■ Exercise task
The listing below should be copied in full, word for word.

■ Material provided
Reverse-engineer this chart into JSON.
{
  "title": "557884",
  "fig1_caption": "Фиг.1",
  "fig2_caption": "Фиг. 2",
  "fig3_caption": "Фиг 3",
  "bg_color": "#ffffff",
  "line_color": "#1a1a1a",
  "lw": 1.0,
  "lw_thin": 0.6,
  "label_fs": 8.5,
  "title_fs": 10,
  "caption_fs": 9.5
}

■ Task answer
Reverse-engineer this chart into JSON.
{
  "title": "557884",
  "fig1_caption": "Фиг.1",
  "fig2_caption": "Фиг. 2",
  "fig3_caption": "Фиг 3",
  "bg_color": "#ffffff",
  "line_color": "#1a1a1a",
  "lw": 1.0,
  "lw_thin": 0.6,
  "label_fs": 8.5,
  "title_fs": 10,
  "caption_fs": 9.5
}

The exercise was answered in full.